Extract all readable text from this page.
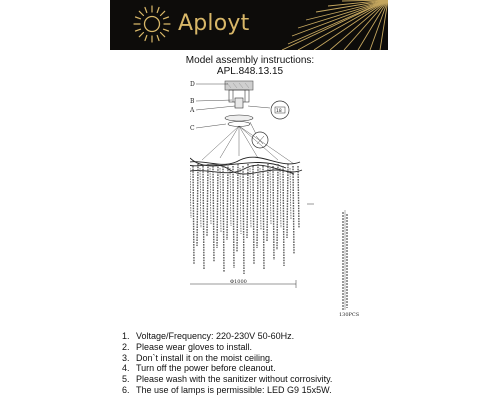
Aployt
Model assembly instructions:
APL.848.13.15
D
B
A
C
18
Φ1000
130PCS
1. Voltage/Frequency: 220-230V 50-60Hz.
2. Please wear gloves to install.
3. Don`t install it on the moist ceiling.
4. Turn off the power before cleanout.
5. Please wash with the sanitizer without corrosivity.
6. The use of lamps is permissible: LED G9 15x5W.
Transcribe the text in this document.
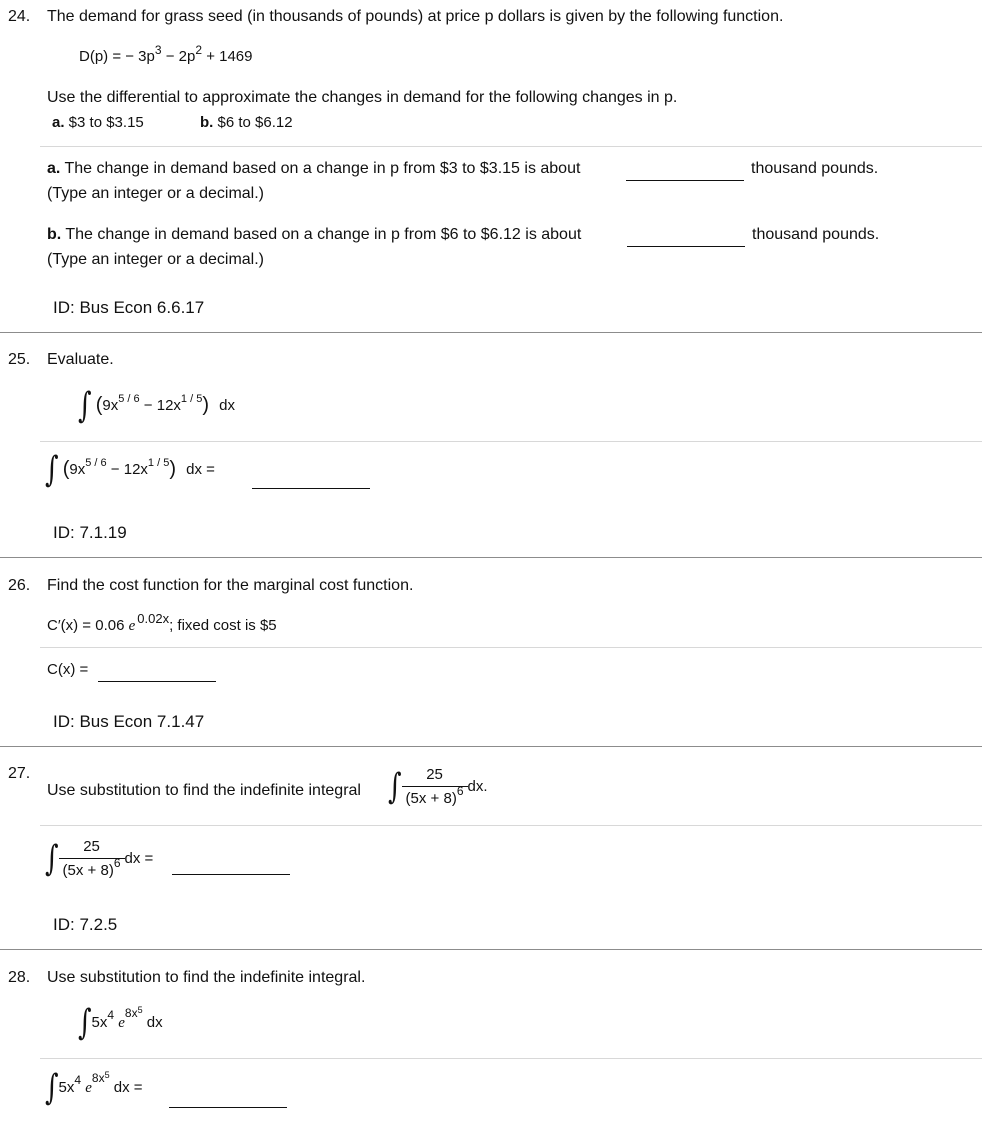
24. The demand for grass seed (in thousands of pounds) at price p dollars is given by the following function.
D(p) = − $3p^3 - 2p^2 + 1469$
Use the differential to approximate the changes in demand for the following changes in p.
a. $3 to $3.15	b. $6 to $6.12
a. The change in demand based on a change in p from $3 to $3.15 is about	thousand pounds.
(Type an integer or a decimal.)
b. The change in demand based on a change in p from $6 to $6.12 is about	thousand pounds.
(Type an integer or a decimal.)
ID: Bus Econ 6.6.17
25. Evaluate.
∫ $(9x^{5 / 6} - 12x^{1 / 5})$ dx
∫ $(9x^{5 / 6} - 12x^{1 / 5})$ dx =
ID: 7.1.19
26. Find the cost function for the marginal cost function.
C′(x) = 0.06 e 0.02x; fixed cost is $5
C(x) =
ID: Bus Econ 7.1.47
27.
Use substitution to find the indefinite integral ∫ $\frac{25}{(5x + 8)^6}$ dx.
∫ $\frac{25}{(5x + 8)^6}$ dx =
ID: 7.2.5
28. Use substitution to find the indefinite integral.
$\int 5x^4$ $e^{8x^5}$ dx
$\int 5x^4$ $e^{8x^5}$ dx =
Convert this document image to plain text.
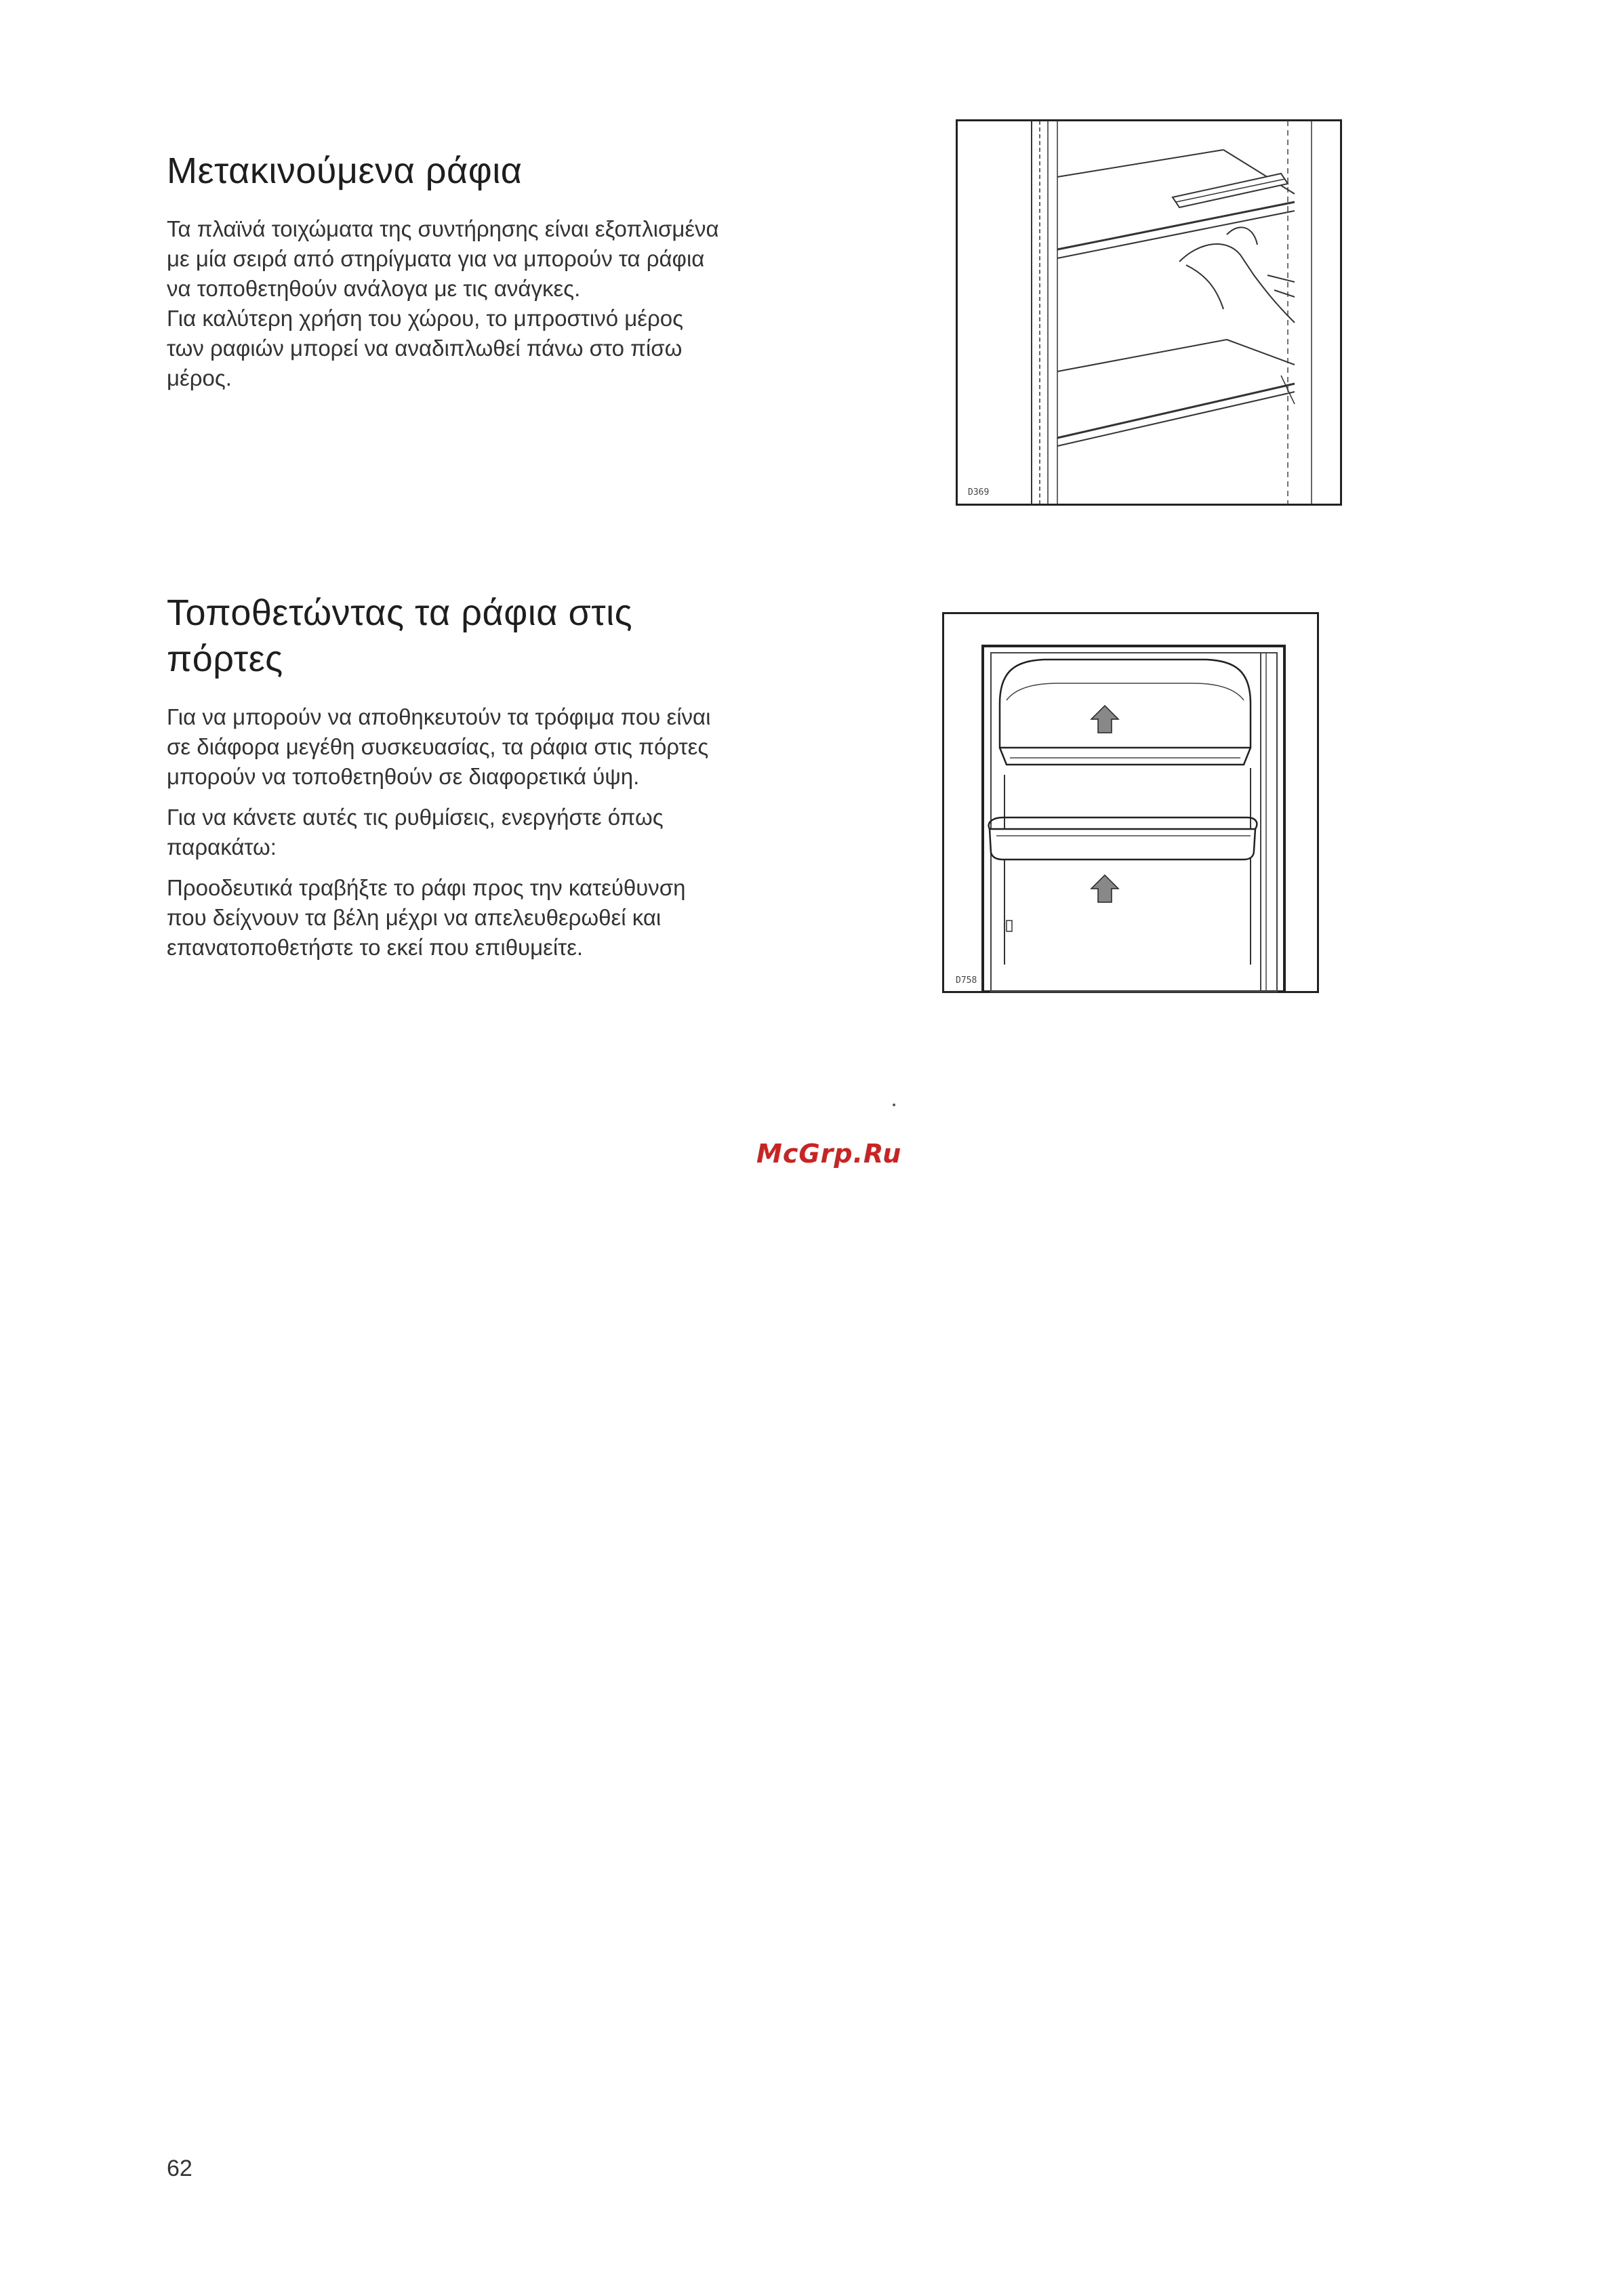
Μετακινούμενα ράφια

Τα πλαϊνά τοιχώματα της συντήρησης είναι εξοπλισμένα
με μία σειρά από στηρίγματα για να μπορούν τα ράφια
να τοποθετηθούν ανάλογα με τις ανάγκες.
Για καλύτερη χρήση του χώρου, το μπροστινό μέρος
των ραφιών μπορεί να αναδιπλωθεί πάνω στο πίσω
μέρος.

D369
Τοποθετώντας τα ράφια στις
πόρτες

Για να μπορούν να αποθηκευτούν τα τρόφιμα που είναι
σε διάφορα μεγέθη συσκευασίας, τα ράφια στις πόρτες
μπορούν να τοποθετηθούν σε διαφορετικά ύψη.

Για να κάνετε αυτές τις ρυθμίσεις, ενεργήστε όπως
παρακάτω:

Προοδευτικά τραβήξτε το ράφι προς την κατεύθυνση
που δείχνουν τα βέλη μέχρι να απελευθερωθεί και
επανατοποθετήστε το εκεί που επιθυμείτε.

D758
McGrp.Ru
62
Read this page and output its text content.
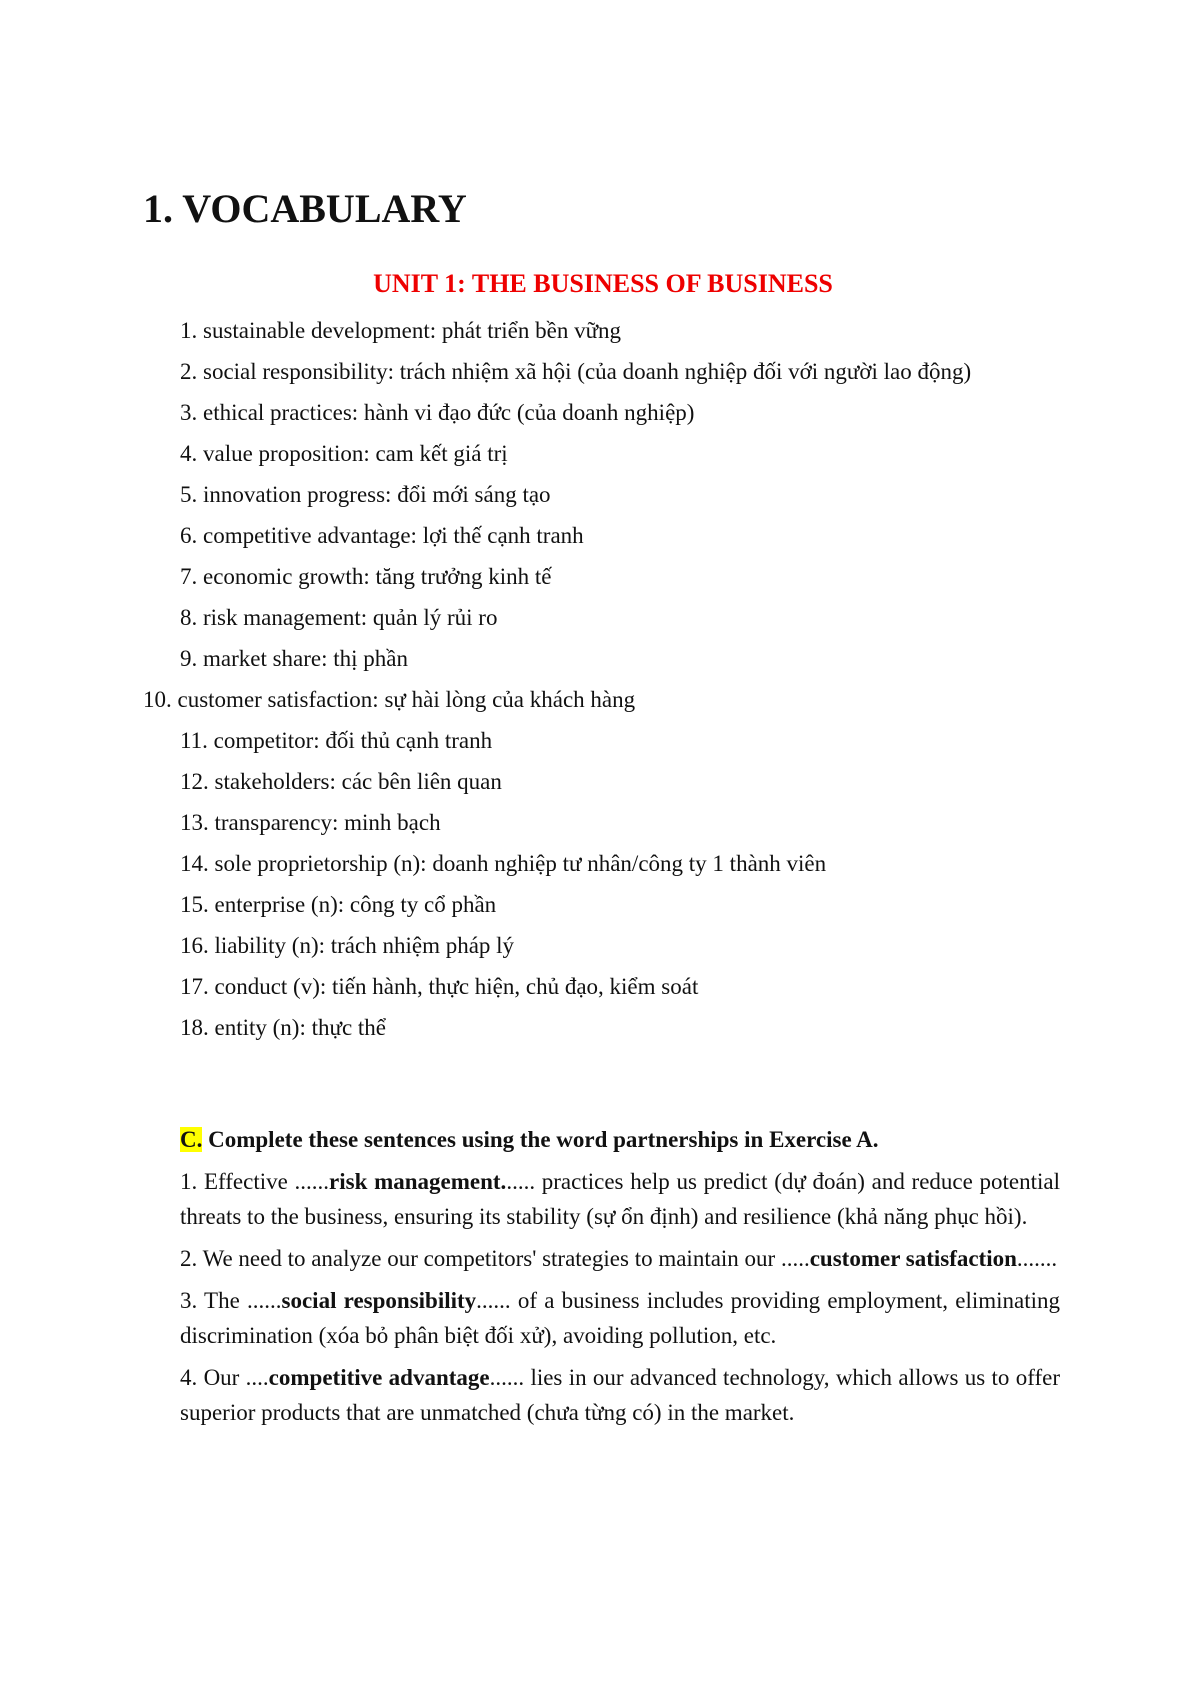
1. VOCABULARY
UNIT 1: THE BUSINESS OF BUSINESS
1. sustainable development: phát triển bền vững
2. social responsibility: trách nhiệm xã hội (của doanh nghiệp đối với người lao động)
3. ethical practices: hành vi đạo đức (của doanh nghiệp)
4. value proposition: cam kết giá trị
5. innovation progress: đổi mới sáng tạo
6. competitive advantage: lợi thế cạnh tranh
7. economic growth: tăng trưởng kinh tế
8. risk management: quản lý rủi ro
9. market share: thị phần
10. customer satisfaction: sự hài lòng của khách hàng
11. competitor: đối thủ cạnh tranh
12. stakeholders: các bên liên quan
13. transparency: minh bạch
14. sole proprietorship (n): doanh nghiệp tư nhân/công ty 1 thành viên
15. enterprise (n): công ty cổ phần
16. liability (n): trách nhiệm pháp lý
17. conduct (v): tiến hành, thực hiện, chủ đạo, kiểm soát
18. entity (n): thực thể

C. Complete these sentences using the word partnerships in Exercise A.

1. Effective ......risk management...... practices help us predict (dự đoán) and reduce potential threats to the business, ensuring its stability (sự ổn định) and resilience (khả năng phục hồi).

2. We need to analyze our competitors' strategies to maintain our .....customer satisfaction.......

3. The ......social responsibility...... of a business includes providing employment, eliminating discrimination (xóa bỏ phân biệt đối xử), avoiding pollution, etc.

4. Our ....competitive advantage...... lies in our advanced technology, which allows us to offer superior products that are unmatched (chưa từng có) in the market.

****************

The material above holds pictures; copy everything else in it exactly.

# [Answer below]
Extract all readable text from this page.
Aployt
Model assembly instructions:
APL.848.13.15
D
B
A
C
18
Φ1000
130PCS
1. Voltage/Frequency: 220-230V 50-60Hz.
2. Please wear gloves to install.
3. Don`t install it on the moist ceiling.
4. Turn off the power before cleanout.
5. Please wash with the sanitizer without corrosivity.
6. The use of lamps is permissible: LED G9 15x5W.
Transcribe the text in this document.
24. The demand for grass seed (in thousands of pounds) at price p dollars is given by the following function.
D(p) = − $3p^3 - 2p^2 + 1469$
Use the differential to approximate the changes in demand for the following changes in p.
a. $3 to $3.15	b. $6 to $6.12
a. The change in demand based on a change in p from $3 to $3.15 is about	thousand pounds.
(Type an integer or a decimal.)
b. The change in demand based on a change in p from $6 to $6.12 is about	thousand pounds.
(Type an integer or a decimal.)
ID: Bus Econ 6.6.17
25. Evaluate.
∫ $(9x^{5 / 6} - 12x^{1 / 5})$ dx
∫ $(9x^{5 / 6} - 12x^{1 / 5})$ dx =
ID: 7.1.19
26. Find the cost function for the marginal cost function.
C′(x) = 0.06 e 0.02x; fixed cost is $5
C(x) =
ID: Bus Econ 7.1.47
27.
Use substitution to find the indefinite integral ∫ $\frac{25}{(5x + 8)^6}$ dx.
∫ $\frac{25}{(5x + 8)^6}$ dx =
ID: 7.2.5
28. Use substitution to find the indefinite integral.
$\int 5x^4$ $e^{8x^5}$ dx
$\int 5x^4$ $e^{8x^5}$ dx =
Convert this document image to plain text.
Μετακινούμενα ράφια

Τα πλαϊνά τοιχώματα της συντήρησης είναι εξοπλισμένα
με μία σειρά από στηρίγματα για να μπορούν τα ράφια
να τοποθετηθούν ανάλογα με τις ανάγκες.
Για καλύτερη χρήση του χώρου, το μπροστινό μέρος
των ραφιών μπορεί να αναδιπλωθεί πάνω στο πίσω
μέρος.

D369
Τοποθετώντας τα ράφια στις
πόρτες

Για να μπορούν να αποθηκευτούν τα τρόφιμα που είναι
σε διάφορα μεγέθη συσκευασίας, τα ράφια στις πόρτες
μπορούν να τοποθετηθούν σε διαφορετικά ύψη.

Για να κάνετε αυτές τις ρυθμίσεις, ενεργήστε όπως
παρακάτω:

Προοδευτικά τραβήξτε το ράφι προς την κατεύθυνση
που δείχνουν τα βέλη μέχρι να απελευθερωθεί και
επανατοποθετήστε το εκεί που επιθυμείτε.

D758
McGrp.Ru
62
Read this page and output its text content.
1. VOCABULARY
UNIT 1: THE BUSINESS OF BUSINESS
1. sustainable development: phát triển bền vững
2. social responsibility: trách nhiệm xã hội (của doanh nghiệp đối với người lao động)
3. ethical practices: hành vi đạo đức (của doanh nghiệp)
4. value proposition: cam kết giá trị
5. innovation progress: đổi mới sáng tạo
6. competitive advantage: lợi thế cạnh tranh
7. economic growth: tăng trưởng kinh tế
8. risk management: quản lý rủi ro
9. market share: thị phần
10. customer satisfaction: sự hài lòng của khách hàng
11. competitor: đối thủ cạnh tranh
12. stakeholders: các bên liên quan
13. transparency: minh bạch
14. sole proprietorship (n): doanh nghiệp tư nhân/công ty 1 thành viên
15. enterprise (n): công ty cổ phần
16. liability (n): trách nhiệm pháp lý
17. conduct (v): tiến hành, thực hiện, chủ đạo, kiểm soát
18. entity (n): thực thể

C. Complete these sentences using the word partnerships in Exercise A.

1. Effective ......risk management...... practices help us predict (dự đoán) and reduce potential threats to the business, ensuring its stability (sự ổn định) and resilience (khả năng phục hồi).

2. We need to analyze our competitors' strategies to maintain our .....customer satisfaction.......

3. The ......social responsibility...... of a business includes providing employment, eliminating discrimination (xóa bỏ phân biệt đối xử), avoiding pollution, etc.

4. Our ....competitive advantage...... lies in our advanced technology, which allows us to offer superior products that are unmatched (chưa từng có) in the market.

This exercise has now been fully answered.